* _SET PROBLEM_:
Quote every line of the records below verbatim, with no changes.

* _DATASET ENTRIES_:
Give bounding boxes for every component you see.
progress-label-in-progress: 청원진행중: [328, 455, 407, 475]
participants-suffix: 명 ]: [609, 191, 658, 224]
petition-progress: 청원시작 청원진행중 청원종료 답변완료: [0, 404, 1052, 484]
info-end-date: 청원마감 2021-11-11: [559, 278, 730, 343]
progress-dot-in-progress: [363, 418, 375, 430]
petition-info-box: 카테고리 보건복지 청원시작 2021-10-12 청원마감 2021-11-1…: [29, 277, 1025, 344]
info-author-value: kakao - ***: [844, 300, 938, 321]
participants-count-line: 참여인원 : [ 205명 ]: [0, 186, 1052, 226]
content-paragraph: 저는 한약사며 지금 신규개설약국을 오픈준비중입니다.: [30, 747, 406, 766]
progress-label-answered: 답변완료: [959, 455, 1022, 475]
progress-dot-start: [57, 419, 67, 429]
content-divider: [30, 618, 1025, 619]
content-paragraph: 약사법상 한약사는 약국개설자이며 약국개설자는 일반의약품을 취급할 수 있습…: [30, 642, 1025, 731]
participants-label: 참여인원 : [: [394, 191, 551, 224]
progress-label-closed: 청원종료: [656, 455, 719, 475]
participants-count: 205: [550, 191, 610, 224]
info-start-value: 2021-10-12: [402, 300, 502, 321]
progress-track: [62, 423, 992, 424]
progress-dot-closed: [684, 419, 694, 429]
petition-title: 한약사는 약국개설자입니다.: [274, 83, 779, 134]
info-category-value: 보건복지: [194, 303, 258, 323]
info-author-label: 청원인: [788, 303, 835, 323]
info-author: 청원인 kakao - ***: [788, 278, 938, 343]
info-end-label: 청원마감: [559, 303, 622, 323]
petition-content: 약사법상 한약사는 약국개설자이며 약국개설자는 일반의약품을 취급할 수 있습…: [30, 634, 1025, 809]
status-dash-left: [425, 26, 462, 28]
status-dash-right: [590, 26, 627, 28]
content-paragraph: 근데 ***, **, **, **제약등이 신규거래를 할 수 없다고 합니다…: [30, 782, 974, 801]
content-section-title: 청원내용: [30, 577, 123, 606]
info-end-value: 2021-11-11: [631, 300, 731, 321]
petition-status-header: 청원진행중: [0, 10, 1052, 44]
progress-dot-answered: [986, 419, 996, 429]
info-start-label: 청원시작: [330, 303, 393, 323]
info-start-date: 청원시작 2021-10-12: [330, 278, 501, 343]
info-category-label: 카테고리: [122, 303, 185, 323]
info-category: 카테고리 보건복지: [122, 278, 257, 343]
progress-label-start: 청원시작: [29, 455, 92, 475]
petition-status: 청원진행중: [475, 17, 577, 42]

* _RESULT OF THE TASK_:
Give bounding boxes for every component you see.
progress-label-in-progress: 청원진행중: [328, 455, 407, 475]
participants-suffix: 명 ]: [609, 191, 658, 224]
petition-progress: 청원시작 청원진행중 청원종료 답변완료: [0, 404, 1052, 484]
info-end-date: 청원마감 2021-11-11: [559, 278, 730, 343]
progress-dot-in-progress: [363, 418, 375, 430]
petition-info-box: 카테고리 보건복지 청원시작 2021-10-12 청원마감 2021-11-1…: [29, 277, 1025, 344]
info-author-value: kakao - ***: [844, 300, 938, 321]
participants-count-line: 참여인원 : [ 205명 ]: [0, 186, 1052, 226]
content-paragraph: 저는 한약사며 지금 신규개설약국을 오픈준비중입니다.: [30, 747, 406, 766]
progress-label-answered: 답변완료: [959, 455, 1022, 475]
progress-dot-start: [57, 419, 67, 429]
content-divider: [30, 618, 1025, 619]
content-paragraph: 약사법상 한약사는 약국개설자이며 약국개설자는 일반의약품을 취급할 수 있습…: [30, 642, 1025, 731]
participants-label: 참여인원 : [: [394, 191, 551, 224]
progress-label-closed: 청원종료: [656, 455, 719, 475]
participants-count: 205: [550, 191, 610, 224]
info-start-value: 2021-10-12: [402, 300, 502, 321]
progress-track: [62, 423, 992, 424]
progress-dot-closed: [684, 419, 694, 429]
petition-title: 한약사는 약국개설자입니다.: [274, 83, 779, 134]
info-category-value: 보건복지: [194, 303, 258, 323]
info-author-label: 청원인: [788, 303, 835, 323]
info-author: 청원인 kakao - ***: [788, 278, 938, 343]
info-end-label: 청원마감: [559, 303, 622, 323]
petition-content: 약사법상 한약사는 약국개설자이며 약국개설자는 일반의약품을 취급할 수 있습…: [30, 634, 1025, 809]
status-dash-left: [425, 26, 462, 28]
status-dash-right: [590, 26, 627, 28]
content-paragraph: 근데 ***, **, **, **제약등이 신규거래를 할 수 없다고 합니다…: [30, 782, 974, 801]
content-section-title: 청원내용: [30, 577, 123, 606]
info-end-value: 2021-11-11: [631, 300, 731, 321]
petition-status-header: 청원진행중: [0, 10, 1052, 44]
progress-dot-answered: [986, 419, 996, 429]
info-start-label: 청원시작: [330, 303, 393, 323]
info-start-date: 청원시작 2021-10-12: [330, 278, 501, 343]
info-category-label: 카테고리: [122, 303, 185, 323]
info-category: 카테고리 보건복지: [122, 278, 257, 343]
progress-label-start: 청원시작: [29, 455, 92, 475]
petition-status: 청원진행중: [475, 17, 577, 42]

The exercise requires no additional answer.